[Entrées d'un jeu de données]
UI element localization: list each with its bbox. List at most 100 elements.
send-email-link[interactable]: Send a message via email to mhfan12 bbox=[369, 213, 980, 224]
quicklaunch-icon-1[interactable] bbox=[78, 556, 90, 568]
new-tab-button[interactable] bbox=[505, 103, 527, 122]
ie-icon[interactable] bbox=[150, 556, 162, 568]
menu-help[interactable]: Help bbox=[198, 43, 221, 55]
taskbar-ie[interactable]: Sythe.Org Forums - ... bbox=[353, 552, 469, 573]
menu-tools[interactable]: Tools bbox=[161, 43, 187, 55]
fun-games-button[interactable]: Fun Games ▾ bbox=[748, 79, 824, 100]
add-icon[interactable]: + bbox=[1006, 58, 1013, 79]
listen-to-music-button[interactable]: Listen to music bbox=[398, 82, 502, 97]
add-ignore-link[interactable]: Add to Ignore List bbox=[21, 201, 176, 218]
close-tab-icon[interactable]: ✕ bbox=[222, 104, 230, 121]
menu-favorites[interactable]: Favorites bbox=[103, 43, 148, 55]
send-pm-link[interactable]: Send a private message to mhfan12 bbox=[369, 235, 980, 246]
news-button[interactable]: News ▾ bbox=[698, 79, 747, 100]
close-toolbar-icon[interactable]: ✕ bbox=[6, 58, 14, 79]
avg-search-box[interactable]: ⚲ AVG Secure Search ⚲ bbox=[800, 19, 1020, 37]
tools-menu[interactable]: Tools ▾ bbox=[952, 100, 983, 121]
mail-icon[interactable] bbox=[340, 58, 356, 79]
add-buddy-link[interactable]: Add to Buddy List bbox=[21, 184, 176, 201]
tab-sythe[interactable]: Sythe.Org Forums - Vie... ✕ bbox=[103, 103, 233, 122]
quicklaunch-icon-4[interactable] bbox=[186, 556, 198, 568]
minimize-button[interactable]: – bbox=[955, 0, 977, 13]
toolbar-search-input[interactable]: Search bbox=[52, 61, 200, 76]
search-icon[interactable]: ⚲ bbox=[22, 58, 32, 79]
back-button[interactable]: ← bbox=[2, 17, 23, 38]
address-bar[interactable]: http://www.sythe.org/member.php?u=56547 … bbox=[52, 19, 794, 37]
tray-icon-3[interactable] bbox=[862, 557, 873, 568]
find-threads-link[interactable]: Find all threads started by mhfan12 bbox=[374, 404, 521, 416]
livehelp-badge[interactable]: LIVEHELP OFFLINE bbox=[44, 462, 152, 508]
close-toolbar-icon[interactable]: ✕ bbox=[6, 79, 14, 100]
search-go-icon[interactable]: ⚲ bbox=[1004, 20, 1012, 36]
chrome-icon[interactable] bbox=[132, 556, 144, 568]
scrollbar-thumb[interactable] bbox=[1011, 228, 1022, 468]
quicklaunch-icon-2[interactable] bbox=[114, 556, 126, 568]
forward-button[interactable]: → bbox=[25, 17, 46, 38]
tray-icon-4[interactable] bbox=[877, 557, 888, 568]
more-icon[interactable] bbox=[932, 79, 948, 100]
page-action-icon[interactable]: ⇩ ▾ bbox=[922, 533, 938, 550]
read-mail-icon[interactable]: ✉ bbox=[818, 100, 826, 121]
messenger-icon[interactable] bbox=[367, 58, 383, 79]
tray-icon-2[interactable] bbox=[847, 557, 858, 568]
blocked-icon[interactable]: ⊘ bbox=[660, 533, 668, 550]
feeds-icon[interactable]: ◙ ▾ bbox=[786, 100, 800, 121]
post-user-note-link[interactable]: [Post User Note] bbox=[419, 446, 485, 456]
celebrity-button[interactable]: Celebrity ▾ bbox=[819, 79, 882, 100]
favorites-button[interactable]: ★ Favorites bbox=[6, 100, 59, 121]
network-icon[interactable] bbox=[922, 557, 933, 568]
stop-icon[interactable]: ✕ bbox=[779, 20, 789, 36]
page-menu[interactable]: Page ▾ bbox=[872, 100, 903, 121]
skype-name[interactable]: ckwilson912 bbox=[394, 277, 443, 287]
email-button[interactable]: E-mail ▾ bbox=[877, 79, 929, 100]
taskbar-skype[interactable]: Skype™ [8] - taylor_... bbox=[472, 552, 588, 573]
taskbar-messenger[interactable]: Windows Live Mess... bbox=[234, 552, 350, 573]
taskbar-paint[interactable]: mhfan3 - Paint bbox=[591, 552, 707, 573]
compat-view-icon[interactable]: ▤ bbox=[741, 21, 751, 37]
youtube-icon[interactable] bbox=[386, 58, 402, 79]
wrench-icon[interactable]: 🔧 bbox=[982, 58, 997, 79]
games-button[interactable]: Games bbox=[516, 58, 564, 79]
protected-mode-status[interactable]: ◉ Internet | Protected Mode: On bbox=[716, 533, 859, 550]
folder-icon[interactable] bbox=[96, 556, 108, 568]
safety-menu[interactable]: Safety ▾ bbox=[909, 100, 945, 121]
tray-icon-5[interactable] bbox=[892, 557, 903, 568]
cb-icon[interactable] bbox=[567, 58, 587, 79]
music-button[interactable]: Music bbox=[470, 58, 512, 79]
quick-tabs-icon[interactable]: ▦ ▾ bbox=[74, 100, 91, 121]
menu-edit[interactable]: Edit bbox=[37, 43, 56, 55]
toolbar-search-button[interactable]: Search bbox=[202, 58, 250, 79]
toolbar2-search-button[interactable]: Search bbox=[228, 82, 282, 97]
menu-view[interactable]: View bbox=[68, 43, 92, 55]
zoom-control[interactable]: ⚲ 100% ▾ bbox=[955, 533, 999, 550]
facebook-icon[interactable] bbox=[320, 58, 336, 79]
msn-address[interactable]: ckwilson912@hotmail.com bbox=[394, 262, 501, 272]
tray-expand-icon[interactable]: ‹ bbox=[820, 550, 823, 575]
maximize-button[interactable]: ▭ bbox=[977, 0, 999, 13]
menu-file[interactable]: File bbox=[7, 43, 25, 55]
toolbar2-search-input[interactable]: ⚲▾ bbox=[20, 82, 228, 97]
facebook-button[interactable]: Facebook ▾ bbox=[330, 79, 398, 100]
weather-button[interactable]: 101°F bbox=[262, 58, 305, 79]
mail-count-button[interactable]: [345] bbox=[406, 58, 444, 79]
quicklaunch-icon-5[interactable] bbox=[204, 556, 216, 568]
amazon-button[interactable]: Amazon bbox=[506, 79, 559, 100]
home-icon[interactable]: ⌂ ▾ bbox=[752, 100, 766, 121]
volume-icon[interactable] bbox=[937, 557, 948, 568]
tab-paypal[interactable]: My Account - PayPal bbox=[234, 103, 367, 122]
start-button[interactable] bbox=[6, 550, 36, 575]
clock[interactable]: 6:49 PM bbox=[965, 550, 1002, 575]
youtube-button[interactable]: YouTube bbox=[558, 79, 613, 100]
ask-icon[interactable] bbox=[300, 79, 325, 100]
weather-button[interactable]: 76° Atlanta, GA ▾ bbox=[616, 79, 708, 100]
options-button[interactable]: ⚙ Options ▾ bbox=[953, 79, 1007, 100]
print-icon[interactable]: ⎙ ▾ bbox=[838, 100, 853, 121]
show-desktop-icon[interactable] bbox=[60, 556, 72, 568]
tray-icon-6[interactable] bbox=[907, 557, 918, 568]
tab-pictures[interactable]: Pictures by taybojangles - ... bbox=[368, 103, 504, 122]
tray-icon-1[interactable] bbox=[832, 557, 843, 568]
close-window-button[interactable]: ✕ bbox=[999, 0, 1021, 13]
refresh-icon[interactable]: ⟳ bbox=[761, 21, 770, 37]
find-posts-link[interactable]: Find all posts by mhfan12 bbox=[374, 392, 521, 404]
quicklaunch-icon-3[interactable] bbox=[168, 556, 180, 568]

Énoncé de l'exercice: Recopiez les entrées ci-dessus en substituant « membre01 » à « mhfan12 » partout, sans rien modifier d'autre.

Solution ci-dessous:
UI element localization: list each with its bbox. List at most 100 elements.
send-email-link[interactable]: Send a message via email to membre01 bbox=[369, 213, 980, 224]
quicklaunch-icon-1[interactable] bbox=[78, 556, 90, 568]
new-tab-button[interactable] bbox=[505, 103, 527, 122]
ie-icon[interactable] bbox=[150, 556, 162, 568]
menu-help[interactable]: Help bbox=[198, 43, 221, 55]
taskbar-ie[interactable]: Sythe.Org Forums - ... bbox=[353, 552, 469, 573]
menu-tools[interactable]: Tools bbox=[161, 43, 187, 55]
fun-games-button[interactable]: Fun Games ▾ bbox=[748, 79, 824, 100]
add-icon[interactable]: + bbox=[1006, 58, 1013, 79]
listen-to-music-button[interactable]: Listen to music bbox=[398, 82, 502, 97]
add-ignore-link[interactable]: Add to Ignore List bbox=[21, 201, 176, 218]
close-tab-icon[interactable]: ✕ bbox=[222, 104, 230, 121]
menu-favorites[interactable]: Favorites bbox=[103, 43, 148, 55]
send-pm-link[interactable]: Send a private message to membre01 bbox=[369, 235, 980, 246]
news-button[interactable]: News ▾ bbox=[698, 79, 747, 100]
close-toolbar-icon[interactable]: ✕ bbox=[6, 58, 14, 79]
avg-search-box[interactable]: ⚲ AVG Secure Search ⚲ bbox=[800, 19, 1020, 37]
tools-menu[interactable]: Tools ▾ bbox=[952, 100, 983, 121]
mail-icon[interactable] bbox=[340, 58, 356, 79]
add-buddy-link[interactable]: Add to Buddy List bbox=[21, 184, 176, 201]
tab-sythe[interactable]: Sythe.Org Forums - Vie... ✕ bbox=[103, 103, 233, 122]
quicklaunch-icon-4[interactable] bbox=[186, 556, 198, 568]
minimize-button[interactable]: – bbox=[955, 0, 977, 13]
toolbar-search-input[interactable]: Search bbox=[52, 61, 200, 76]
search-icon[interactable]: ⚲ bbox=[22, 58, 32, 79]
back-button[interactable]: ← bbox=[2, 17, 23, 38]
address-bar[interactable]: http://www.sythe.org/member.php?u=56547 … bbox=[52, 19, 794, 37]
tray-icon-3[interactable] bbox=[862, 557, 873, 568]
find-threads-link[interactable]: Find all threads started by membre01 bbox=[374, 404, 521, 416]
livehelp-badge[interactable]: LIVEHELP OFFLINE bbox=[44, 462, 152, 508]
close-toolbar-icon[interactable]: ✕ bbox=[6, 79, 14, 100]
search-go-icon[interactable]: ⚲ bbox=[1004, 20, 1012, 36]
chrome-icon[interactable] bbox=[132, 556, 144, 568]
scrollbar-thumb[interactable] bbox=[1011, 228, 1022, 468]
quicklaunch-icon-2[interactable] bbox=[114, 556, 126, 568]
forward-button[interactable]: → bbox=[25, 17, 46, 38]
tray-icon-4[interactable] bbox=[877, 557, 888, 568]
more-icon[interactable] bbox=[932, 79, 948, 100]
page-action-icon[interactable]: ⇩ ▾ bbox=[922, 533, 938, 550]
read-mail-icon[interactable]: ✉ bbox=[818, 100, 826, 121]
messenger-icon[interactable] bbox=[367, 58, 383, 79]
tray-icon-2[interactable] bbox=[847, 557, 858, 568]
blocked-icon[interactable]: ⊘ bbox=[660, 533, 668, 550]
feeds-icon[interactable]: ◙ ▾ bbox=[786, 100, 800, 121]
post-user-note-link[interactable]: [Post User Note] bbox=[419, 446, 485, 456]
celebrity-button[interactable]: Celebrity ▾ bbox=[819, 79, 882, 100]
favorites-button[interactable]: ★ Favorites bbox=[6, 100, 59, 121]
network-icon[interactable] bbox=[922, 557, 933, 568]
stop-icon[interactable]: ✕ bbox=[779, 20, 789, 36]
page-menu[interactable]: Page ▾ bbox=[872, 100, 903, 121]
skype-name[interactable]: ckwilson912 bbox=[394, 277, 443, 287]
email-button[interactable]: E-mail ▾ bbox=[877, 79, 929, 100]
taskbar-skype[interactable]: Skype™ [8] - taylor_... bbox=[472, 552, 588, 573]
taskbar-messenger[interactable]: Windows Live Mess... bbox=[234, 552, 350, 573]
taskbar-paint[interactable]: mhfan3 - Paint bbox=[591, 552, 707, 573]
compat-view-icon[interactable]: ▤ bbox=[741, 21, 751, 37]
youtube-icon[interactable] bbox=[386, 58, 402, 79]
wrench-icon[interactable]: 🔧 bbox=[982, 58, 997, 79]
games-button[interactable]: Games bbox=[516, 58, 564, 79]
protected-mode-status[interactable]: ◉ Internet | Protected Mode: On bbox=[716, 533, 859, 550]
folder-icon[interactable] bbox=[96, 556, 108, 568]
safety-menu[interactable]: Safety ▾ bbox=[909, 100, 945, 121]
tray-icon-5[interactable] bbox=[892, 557, 903, 568]
cb-icon[interactable] bbox=[567, 58, 587, 79]
music-button[interactable]: Music bbox=[470, 58, 512, 79]
quick-tabs-icon[interactable]: ▦ ▾ bbox=[74, 100, 91, 121]
menu-edit[interactable]: Edit bbox=[37, 43, 56, 55]
toolbar-search-button[interactable]: Search bbox=[202, 58, 250, 79]
toolbar2-search-button[interactable]: Search bbox=[228, 82, 282, 97]
menu-view[interactable]: View bbox=[68, 43, 92, 55]
zoom-control[interactable]: ⚲ 100% ▾ bbox=[955, 533, 999, 550]
facebook-icon[interactable] bbox=[320, 58, 336, 79]
msn-address[interactable]: ckwilson912@hotmail.com bbox=[394, 262, 501, 272]
tray-expand-icon[interactable]: ‹ bbox=[820, 550, 823, 575]
maximize-button[interactable]: ▭ bbox=[977, 0, 999, 13]
menu-file[interactable]: File bbox=[7, 43, 25, 55]
toolbar2-search-input[interactable]: ⚲▾ bbox=[20, 82, 228, 97]
facebook-button[interactable]: Facebook ▾ bbox=[330, 79, 398, 100]
weather-button[interactable]: 101°F bbox=[262, 58, 305, 79]
mail-count-button[interactable]: [345] bbox=[406, 58, 444, 79]
quicklaunch-icon-5[interactable] bbox=[204, 556, 216, 568]
amazon-button[interactable]: Amazon bbox=[506, 79, 559, 100]
home-icon[interactable]: ⌂ ▾ bbox=[752, 100, 766, 121]
volume-icon[interactable] bbox=[937, 557, 948, 568]
tab-paypal[interactable]: My Account - PayPal bbox=[234, 103, 367, 122]
start-button[interactable] bbox=[6, 550, 36, 575]
clock[interactable]: 6:49 PM bbox=[965, 550, 1002, 575]
youtube-button[interactable]: YouTube bbox=[558, 79, 613, 100]
ask-icon[interactable] bbox=[300, 79, 325, 100]
weather-button[interactable]: 76° Atlanta, GA ▾ bbox=[616, 79, 708, 100]
options-button[interactable]: ⚙ Options ▾ bbox=[953, 79, 1007, 100]
print-icon[interactable]: ⎙ ▾ bbox=[838, 100, 853, 121]
show-desktop-icon[interactable] bbox=[60, 556, 72, 568]
tray-icon-6[interactable] bbox=[907, 557, 918, 568]
tab-pictures[interactable]: Pictures by taybojangles - ... bbox=[368, 103, 504, 122]
tray-icon-1[interactable] bbox=[832, 557, 843, 568]
close-window-button[interactable]: ✕ bbox=[999, 0, 1021, 13]
refresh-icon[interactable]: ⟳ bbox=[761, 21, 770, 37]
find-posts-link[interactable]: Find all posts by membre01 bbox=[374, 392, 521, 404]
quicklaunch-icon-3[interactable] bbox=[168, 556, 180, 568]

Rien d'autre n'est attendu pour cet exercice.